[BEGIN Source data]

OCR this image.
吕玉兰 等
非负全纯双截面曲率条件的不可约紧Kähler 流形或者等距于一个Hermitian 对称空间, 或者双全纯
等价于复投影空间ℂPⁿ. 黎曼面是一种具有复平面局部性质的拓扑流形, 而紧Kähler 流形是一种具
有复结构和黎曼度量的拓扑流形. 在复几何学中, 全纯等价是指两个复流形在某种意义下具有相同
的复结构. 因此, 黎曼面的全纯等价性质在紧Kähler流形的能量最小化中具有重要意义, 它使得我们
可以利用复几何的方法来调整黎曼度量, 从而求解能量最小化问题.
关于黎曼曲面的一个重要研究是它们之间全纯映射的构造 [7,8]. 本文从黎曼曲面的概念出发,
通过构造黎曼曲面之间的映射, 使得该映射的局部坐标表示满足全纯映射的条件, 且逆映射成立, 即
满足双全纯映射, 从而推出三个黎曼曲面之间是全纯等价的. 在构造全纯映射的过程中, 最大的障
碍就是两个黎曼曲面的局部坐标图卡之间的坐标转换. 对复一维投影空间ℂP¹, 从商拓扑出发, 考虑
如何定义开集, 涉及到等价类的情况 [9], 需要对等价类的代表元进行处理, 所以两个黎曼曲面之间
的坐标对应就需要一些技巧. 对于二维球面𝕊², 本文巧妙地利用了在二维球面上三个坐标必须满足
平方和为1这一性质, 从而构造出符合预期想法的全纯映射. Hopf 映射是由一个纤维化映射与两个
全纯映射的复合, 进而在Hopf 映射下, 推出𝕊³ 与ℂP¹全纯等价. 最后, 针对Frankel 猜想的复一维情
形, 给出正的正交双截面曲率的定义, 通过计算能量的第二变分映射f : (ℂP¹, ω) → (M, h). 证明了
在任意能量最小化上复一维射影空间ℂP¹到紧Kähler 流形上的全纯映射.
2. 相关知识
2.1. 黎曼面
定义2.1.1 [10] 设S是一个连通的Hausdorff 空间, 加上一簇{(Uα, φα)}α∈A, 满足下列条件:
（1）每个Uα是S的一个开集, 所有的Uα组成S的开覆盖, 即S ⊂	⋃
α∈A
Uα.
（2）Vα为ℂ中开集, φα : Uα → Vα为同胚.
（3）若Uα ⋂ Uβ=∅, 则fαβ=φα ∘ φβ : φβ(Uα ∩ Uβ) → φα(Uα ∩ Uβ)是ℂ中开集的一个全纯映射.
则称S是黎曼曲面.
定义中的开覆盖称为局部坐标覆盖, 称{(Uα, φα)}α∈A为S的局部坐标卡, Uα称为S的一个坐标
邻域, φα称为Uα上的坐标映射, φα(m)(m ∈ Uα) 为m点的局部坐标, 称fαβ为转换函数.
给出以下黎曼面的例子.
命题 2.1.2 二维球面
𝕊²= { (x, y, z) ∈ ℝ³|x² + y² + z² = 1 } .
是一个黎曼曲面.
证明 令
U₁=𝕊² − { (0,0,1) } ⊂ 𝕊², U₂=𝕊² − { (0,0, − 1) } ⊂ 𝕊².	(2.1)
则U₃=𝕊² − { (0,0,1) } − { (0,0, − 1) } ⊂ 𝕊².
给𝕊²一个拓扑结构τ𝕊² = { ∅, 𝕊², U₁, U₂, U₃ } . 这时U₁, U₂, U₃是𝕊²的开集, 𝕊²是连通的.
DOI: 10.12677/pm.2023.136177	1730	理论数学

[END Source data]

• [Task requirements]
Write out every record, exactly as written.

• [Task answer]
OCR this image.
吕玉兰 等
非负全纯双截面曲率条件的不可约紧Kähler 流形或者等距于一个Hermitian 对称空间, 或者双全纯
等价于复投影空间ℂPⁿ. 黎曼面是一种具有复平面局部性质的拓扑流形, 而紧Kähler 流形是一种具
有复结构和黎曼度量的拓扑流形. 在复几何学中, 全纯等价是指两个复流形在某种意义下具有相同
的复结构. 因此, 黎曼面的全纯等价性质在紧Kähler流形的能量最小化中具有重要意义, 它使得我们
可以利用复几何的方法来调整黎曼度量, 从而求解能量最小化问题.
关于黎曼曲面的一个重要研究是它们之间全纯映射的构造 [7,8]. 本文从黎曼曲面的概念出发,
通过构造黎曼曲面之间的映射, 使得该映射的局部坐标表示满足全纯映射的条件, 且逆映射成立, 即
满足双全纯映射, 从而推出三个黎曼曲面之间是全纯等价的. 在构造全纯映射的过程中, 最大的障
碍就是两个黎曼曲面的局部坐标图卡之间的坐标转换. 对复一维投影空间ℂP¹, 从商拓扑出发, 考虑
如何定义开集, 涉及到等价类的情况 [9], 需要对等价类的代表元进行处理, 所以两个黎曼曲面之间
的坐标对应就需要一些技巧. 对于二维球面𝕊², 本文巧妙地利用了在二维球面上三个坐标必须满足
平方和为1这一性质, 从而构造出符合预期想法的全纯映射. Hopf 映射是由一个纤维化映射与两个
全纯映射的复合, 进而在Hopf 映射下, 推出𝕊³ 与ℂP¹全纯等价. 最后, 针对Frankel 猜想的复一维情
形, 给出正的正交双截面曲率的定义, 通过计算能量的第二变分映射f : (ℂP¹, ω) → (M, h). 证明了
在任意能量最小化上复一维射影空间ℂP¹到紧Kähler 流形上的全纯映射.
2. 相关知识
2.1. 黎曼面
定义2.1.1 [10] 设S是一个连通的Hausdorff 空间, 加上一簇{(Uα, φα)}α∈A, 满足下列条件:
（1）每个Uα是S的一个开集, 所有的Uα组成S的开覆盖, 即S ⊂	⋃
α∈A
Uα.
（2）Vα为ℂ中开集, φα : Uα → Vα为同胚.
（3）若Uα ⋂ Uβ=∅, 则fαβ=φα ∘ φβ : φβ(Uα ∩ Uβ) → φα(Uα ∩ Uβ)是ℂ中开集的一个全纯映射.
则称S是黎曼曲面.
定义中的开覆盖称为局部坐标覆盖, 称{(Uα, φα)}α∈A为S的局部坐标卡, Uα称为S的一个坐标
邻域, φα称为Uα上的坐标映射, φα(m)(m ∈ Uα) 为m点的局部坐标, 称fαβ为转换函数.
给出以下黎曼面的例子.
命题 2.1.2 二维球面
𝕊²= { (x, y, z) ∈ ℝ³|x² + y² + z² = 1 } .
是一个黎曼曲面.
证明 令
U₁=𝕊² − { (0,0,1) } ⊂ 𝕊², U₂=𝕊² − { (0,0, − 1) } ⊂ 𝕊².	(2.1)
则U₃=𝕊² − { (0,0,1) } − { (0,0, − 1) } ⊂ 𝕊².
给𝕊²一个拓扑结构τ𝕊² = { ∅, 𝕊², U₁, U₂, U₃ } . 这时U₁, U₂, U₃是𝕊²的开集, 𝕊²是连通的.
DOI: 10.12677/pm.2023.136177	1730	理论数学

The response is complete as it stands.